THE TASK →
Scan the records below, and wherever a line has the word "List", pull it out.

[Extracted data entries]
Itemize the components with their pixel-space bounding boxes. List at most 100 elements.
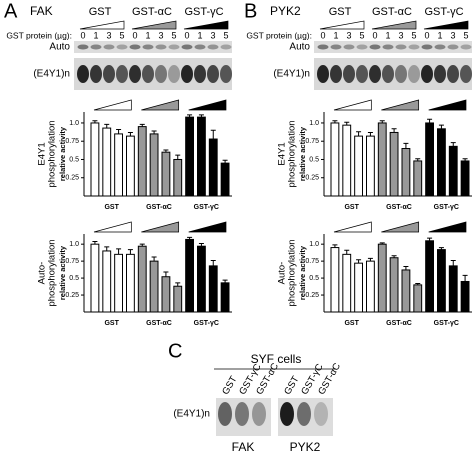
bar xyxy=(197,245,206,313)
error-bar xyxy=(356,259,362,264)
error-bar xyxy=(332,244,338,248)
group-label: GST-γC xyxy=(424,6,463,18)
blot-band xyxy=(343,44,355,50)
blot-band xyxy=(314,402,328,426)
dose-axis-label: GST protein (µg): xyxy=(246,30,312,40)
y-axis-sublabel: relative activity xyxy=(58,126,67,181)
dose-label: 5 xyxy=(463,30,468,40)
blot-band xyxy=(168,44,180,50)
error-bar xyxy=(415,158,421,161)
error-bar xyxy=(438,247,444,250)
y-tick-label: 0.75 xyxy=(65,258,79,265)
error-bar xyxy=(379,120,385,123)
y-axis-sublabel: relative activity xyxy=(58,245,67,300)
y-tick-label: 1.0 xyxy=(309,120,319,127)
blot-label: PYK2 xyxy=(290,440,321,454)
dose-wedge xyxy=(423,20,469,30)
bar xyxy=(366,135,375,197)
error-bar xyxy=(139,243,145,247)
dose-wedge xyxy=(183,20,229,30)
blot-band xyxy=(90,44,102,50)
dose-wedge xyxy=(333,99,372,111)
error-bar xyxy=(210,259,216,266)
y-axis-label: Auto- xyxy=(277,262,288,285)
x-group-label: GST xyxy=(104,204,119,211)
dose-label: 3 xyxy=(346,30,351,40)
blot-band xyxy=(218,402,232,426)
error-bar xyxy=(427,237,433,241)
bar xyxy=(425,122,434,197)
blot-band xyxy=(434,44,446,50)
error-bar xyxy=(187,114,193,118)
error-bar xyxy=(187,236,193,240)
dose-wedge xyxy=(141,99,180,111)
error-bar xyxy=(222,159,228,164)
dose-label: 5 xyxy=(411,30,416,40)
bar xyxy=(401,148,411,197)
blot-band xyxy=(116,44,128,50)
blot-auto xyxy=(74,41,232,53)
bar xyxy=(413,284,423,313)
panel-letter: C xyxy=(168,340,182,362)
dose-wedge xyxy=(141,221,180,233)
error-bar xyxy=(438,124,444,129)
dose-wedge xyxy=(93,99,132,111)
dose-wedge xyxy=(371,20,417,30)
blot-band xyxy=(356,65,368,83)
blot-band xyxy=(194,65,206,83)
bar xyxy=(354,262,363,313)
blot-band xyxy=(317,44,329,50)
bar xyxy=(173,285,183,313)
error-bar xyxy=(175,282,181,287)
bar xyxy=(330,247,340,313)
blot-band xyxy=(356,44,368,50)
x-group-label: GST-γC xyxy=(434,320,459,327)
bar xyxy=(377,122,387,197)
row-label: (E4Y1)n xyxy=(173,409,210,420)
bar xyxy=(114,253,123,313)
error-bar xyxy=(222,279,228,283)
dose-label: 1 xyxy=(437,30,442,40)
blot-band xyxy=(408,65,420,83)
dose-label: 1 xyxy=(93,30,98,40)
error-bar xyxy=(127,249,133,255)
error-bar xyxy=(450,259,456,266)
error-bar xyxy=(163,149,169,153)
kinase-label: PYK2 xyxy=(270,4,301,18)
error-bar xyxy=(332,120,338,123)
y-axis-label: Auto- xyxy=(37,262,48,285)
blot-band xyxy=(460,65,472,83)
group-label: GST-γC xyxy=(184,6,223,18)
y-axis-label: phosphorylation xyxy=(287,239,298,306)
error-bar xyxy=(116,129,122,134)
blot-band xyxy=(90,65,102,83)
error-bar xyxy=(175,154,181,160)
dose-label: 5 xyxy=(359,30,364,40)
dose-label: 0 xyxy=(184,30,189,40)
x-group-label: GST-αC xyxy=(146,320,172,327)
blot-band xyxy=(142,44,154,50)
error-bar xyxy=(403,142,409,149)
blot-band xyxy=(220,65,232,83)
blot-band xyxy=(369,44,381,50)
blot-band xyxy=(194,44,206,50)
error-bar xyxy=(415,283,421,285)
dose-wedge xyxy=(188,221,227,233)
group-label: GST-αC xyxy=(132,6,172,18)
blot-band xyxy=(142,65,154,83)
dose-label: 3 xyxy=(210,30,215,40)
y-tick-label: 0.25 xyxy=(65,175,79,182)
dose-wedge xyxy=(381,99,420,111)
dose-wedge xyxy=(188,99,227,111)
y-axis-label: E4Y1 xyxy=(37,142,48,165)
blot-band xyxy=(77,65,89,83)
dose-label: 5 xyxy=(223,30,228,40)
bar xyxy=(220,162,230,197)
blot-band xyxy=(207,44,219,50)
blot-band xyxy=(235,402,249,426)
blot-band xyxy=(103,65,115,83)
y-axis-label: phosphorylation xyxy=(47,120,58,187)
row-label: Auto xyxy=(289,42,310,53)
dose-label: 3 xyxy=(106,30,111,40)
dose-label: 1 xyxy=(197,30,202,40)
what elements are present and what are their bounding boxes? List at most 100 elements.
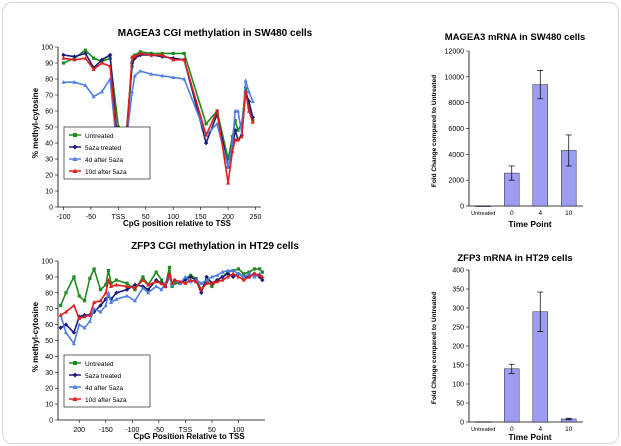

EXPECTED ANSWER →
Itemize the components with their pixel-space bounding boxes. List at most 100 elements.
what elements are present and what are their bounding boxes? List at most 100 elements.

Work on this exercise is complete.